Objective
Each entry below must be repeated exactly, with pictures left out.

Input material

-- start --

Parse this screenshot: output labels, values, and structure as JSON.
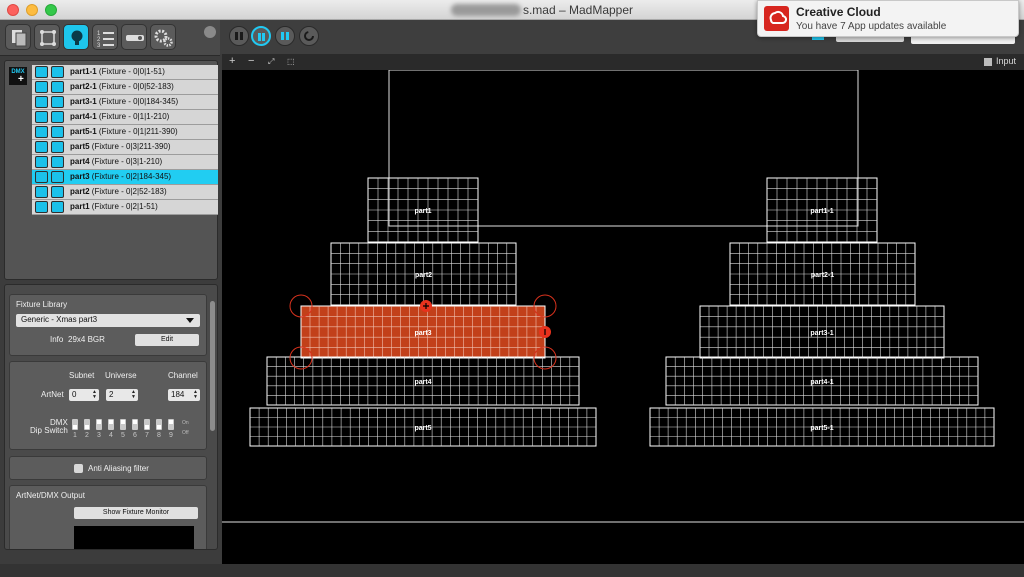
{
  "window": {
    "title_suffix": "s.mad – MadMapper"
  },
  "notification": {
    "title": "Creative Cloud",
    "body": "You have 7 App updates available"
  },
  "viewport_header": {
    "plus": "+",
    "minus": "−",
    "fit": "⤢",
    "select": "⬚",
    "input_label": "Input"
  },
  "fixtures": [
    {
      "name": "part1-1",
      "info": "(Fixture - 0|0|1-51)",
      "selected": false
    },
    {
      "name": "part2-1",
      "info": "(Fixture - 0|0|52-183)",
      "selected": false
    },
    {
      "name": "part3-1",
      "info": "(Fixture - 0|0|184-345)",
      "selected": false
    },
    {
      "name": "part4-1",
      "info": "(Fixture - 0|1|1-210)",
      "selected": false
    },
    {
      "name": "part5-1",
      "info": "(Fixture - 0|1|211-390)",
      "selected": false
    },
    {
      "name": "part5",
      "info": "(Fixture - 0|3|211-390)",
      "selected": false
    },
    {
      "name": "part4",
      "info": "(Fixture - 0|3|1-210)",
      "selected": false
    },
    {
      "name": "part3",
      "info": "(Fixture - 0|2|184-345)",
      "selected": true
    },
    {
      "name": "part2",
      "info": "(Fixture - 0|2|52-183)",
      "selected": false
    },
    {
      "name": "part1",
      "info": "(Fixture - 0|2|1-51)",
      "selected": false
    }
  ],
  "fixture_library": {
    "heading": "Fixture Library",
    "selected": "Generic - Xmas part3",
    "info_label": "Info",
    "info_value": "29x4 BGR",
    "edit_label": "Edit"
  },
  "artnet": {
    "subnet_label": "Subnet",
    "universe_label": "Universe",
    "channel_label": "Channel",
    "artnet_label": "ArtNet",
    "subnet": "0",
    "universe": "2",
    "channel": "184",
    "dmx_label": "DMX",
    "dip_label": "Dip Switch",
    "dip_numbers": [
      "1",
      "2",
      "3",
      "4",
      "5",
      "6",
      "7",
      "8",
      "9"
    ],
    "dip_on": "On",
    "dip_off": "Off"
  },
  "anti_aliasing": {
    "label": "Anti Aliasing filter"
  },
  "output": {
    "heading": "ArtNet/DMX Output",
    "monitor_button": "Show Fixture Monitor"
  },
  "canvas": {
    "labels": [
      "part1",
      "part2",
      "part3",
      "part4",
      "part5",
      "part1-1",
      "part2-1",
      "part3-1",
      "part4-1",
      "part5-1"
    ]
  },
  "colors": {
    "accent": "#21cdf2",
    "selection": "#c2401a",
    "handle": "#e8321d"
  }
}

-- end --

Solution below
Parse this screenshot: output labels, values, and structure as JSON.
{
  "window": {
    "title_suffix": "s.mad – MadMapper"
  },
  "notification": {
    "title": "Creative Cloud",
    "body": "You have 7 App updates available"
  },
  "viewport_header": {
    "plus": "+",
    "minus": "−",
    "fit": "⤢",
    "select": "⬚",
    "input_label": "Input"
  },
  "fixtures": [
    {
      "name": "part1-1",
      "info": "(Fixture - 0|0|1-51)",
      "selected": false
    },
    {
      "name": "part2-1",
      "info": "(Fixture - 0|0|52-183)",
      "selected": false
    },
    {
      "name": "part3-1",
      "info": "(Fixture - 0|0|184-345)",
      "selected": false
    },
    {
      "name": "part4-1",
      "info": "(Fixture - 0|1|1-210)",
      "selected": false
    },
    {
      "name": "part5-1",
      "info": "(Fixture - 0|1|211-390)",
      "selected": false
    },
    {
      "name": "part5",
      "info": "(Fixture - 0|3|211-390)",
      "selected": false
    },
    {
      "name": "part4",
      "info": "(Fixture - 0|3|1-210)",
      "selected": false
    },
    {
      "name": "part3",
      "info": "(Fixture - 0|2|184-345)",
      "selected": true
    },
    {
      "name": "part2",
      "info": "(Fixture - 0|2|52-183)",
      "selected": false
    },
    {
      "name": "part1",
      "info": "(Fixture - 0|2|1-51)",
      "selected": false
    }
  ],
  "fixture_library": {
    "heading": "Fixture Library",
    "selected": "Generic - Xmas part3",
    "info_label": "Info",
    "info_value": "29x4 BGR",
    "edit_label": "Edit"
  },
  "artnet": {
    "subnet_label": "Subnet",
    "universe_label": "Universe",
    "channel_label": "Channel",
    "artnet_label": "ArtNet",
    "subnet": "0",
    "universe": "2",
    "channel": "184",
    "dmx_label": "DMX",
    "dip_label": "Dip Switch",
    "dip_numbers": [
      "1",
      "2",
      "3",
      "4",
      "5",
      "6",
      "7",
      "8",
      "9"
    ],
    "dip_on": "On",
    "dip_off": "Off"
  },
  "anti_aliasing": {
    "label": "Anti Aliasing filter"
  },
  "output": {
    "heading": "ArtNet/DMX Output",
    "monitor_button": "Show Fixture Monitor"
  },
  "canvas": {
    "labels": [
      "part1",
      "part2",
      "part3",
      "part4",
      "part5",
      "part1-1",
      "part2-1",
      "part3-1",
      "part4-1",
      "part5-1"
    ]
  },
  "colors": {
    "accent": "#21cdf2",
    "selection": "#c2401a",
    "handle": "#e8321d"
  }
}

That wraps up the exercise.